Locate the word "внутренней" in the data below, then copy every line that holds it.
— BEGIN Data supplied —
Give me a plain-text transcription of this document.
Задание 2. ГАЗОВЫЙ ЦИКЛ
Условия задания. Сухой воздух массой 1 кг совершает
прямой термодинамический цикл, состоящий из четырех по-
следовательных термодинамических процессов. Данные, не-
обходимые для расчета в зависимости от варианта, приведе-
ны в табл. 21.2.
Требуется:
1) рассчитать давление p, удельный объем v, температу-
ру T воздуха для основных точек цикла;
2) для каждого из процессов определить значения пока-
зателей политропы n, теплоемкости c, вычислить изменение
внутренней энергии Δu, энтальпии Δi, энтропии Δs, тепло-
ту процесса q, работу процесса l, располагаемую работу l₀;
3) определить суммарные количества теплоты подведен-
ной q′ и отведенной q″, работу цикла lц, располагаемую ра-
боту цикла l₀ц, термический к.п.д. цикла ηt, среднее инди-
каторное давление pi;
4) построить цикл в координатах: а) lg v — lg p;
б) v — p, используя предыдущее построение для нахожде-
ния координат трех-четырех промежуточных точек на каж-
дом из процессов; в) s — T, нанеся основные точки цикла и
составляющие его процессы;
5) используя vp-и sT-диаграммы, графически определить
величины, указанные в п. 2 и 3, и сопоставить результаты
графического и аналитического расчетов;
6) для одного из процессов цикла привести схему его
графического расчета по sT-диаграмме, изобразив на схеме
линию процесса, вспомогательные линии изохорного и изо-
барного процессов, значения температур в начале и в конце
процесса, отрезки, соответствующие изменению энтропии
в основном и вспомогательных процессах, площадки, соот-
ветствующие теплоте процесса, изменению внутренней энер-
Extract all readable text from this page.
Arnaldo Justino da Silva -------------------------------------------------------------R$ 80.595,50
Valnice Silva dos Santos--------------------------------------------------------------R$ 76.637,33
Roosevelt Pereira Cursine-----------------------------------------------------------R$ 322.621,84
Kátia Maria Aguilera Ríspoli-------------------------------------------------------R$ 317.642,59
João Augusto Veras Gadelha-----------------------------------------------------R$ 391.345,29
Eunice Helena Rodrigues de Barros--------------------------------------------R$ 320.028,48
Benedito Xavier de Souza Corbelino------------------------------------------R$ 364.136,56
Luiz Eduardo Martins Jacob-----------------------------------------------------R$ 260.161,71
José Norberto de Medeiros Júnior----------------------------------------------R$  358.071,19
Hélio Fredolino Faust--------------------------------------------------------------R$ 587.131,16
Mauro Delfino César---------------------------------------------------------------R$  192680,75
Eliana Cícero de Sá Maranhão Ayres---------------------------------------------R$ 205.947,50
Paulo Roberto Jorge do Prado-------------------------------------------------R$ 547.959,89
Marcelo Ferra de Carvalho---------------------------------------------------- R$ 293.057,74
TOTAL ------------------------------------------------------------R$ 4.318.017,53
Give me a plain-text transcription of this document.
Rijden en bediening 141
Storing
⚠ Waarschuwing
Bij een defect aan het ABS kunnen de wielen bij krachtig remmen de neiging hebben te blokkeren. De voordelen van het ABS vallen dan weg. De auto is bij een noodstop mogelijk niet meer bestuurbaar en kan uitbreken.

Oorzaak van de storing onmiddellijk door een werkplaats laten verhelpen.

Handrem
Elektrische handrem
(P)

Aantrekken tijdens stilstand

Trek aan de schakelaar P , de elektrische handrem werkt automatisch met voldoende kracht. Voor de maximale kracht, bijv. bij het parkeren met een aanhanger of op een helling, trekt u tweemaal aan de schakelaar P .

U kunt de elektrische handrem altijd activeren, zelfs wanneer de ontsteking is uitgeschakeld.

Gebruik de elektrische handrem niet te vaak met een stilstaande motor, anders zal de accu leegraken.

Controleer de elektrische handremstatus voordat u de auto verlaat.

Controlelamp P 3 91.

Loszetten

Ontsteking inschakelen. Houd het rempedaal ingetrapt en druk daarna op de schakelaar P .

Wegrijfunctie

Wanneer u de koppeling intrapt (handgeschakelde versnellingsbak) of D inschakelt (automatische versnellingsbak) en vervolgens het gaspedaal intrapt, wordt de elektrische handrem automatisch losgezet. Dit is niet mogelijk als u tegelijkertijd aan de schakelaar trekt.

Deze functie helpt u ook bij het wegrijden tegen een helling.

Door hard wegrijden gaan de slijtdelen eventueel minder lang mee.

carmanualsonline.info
— END Data supplied —
#### Completed exercise:
внутренней энергии Δu, энтальпии Δi, энтропии Δs, тепло-
ветствующие теплоте процесса, изменению внутренней энер-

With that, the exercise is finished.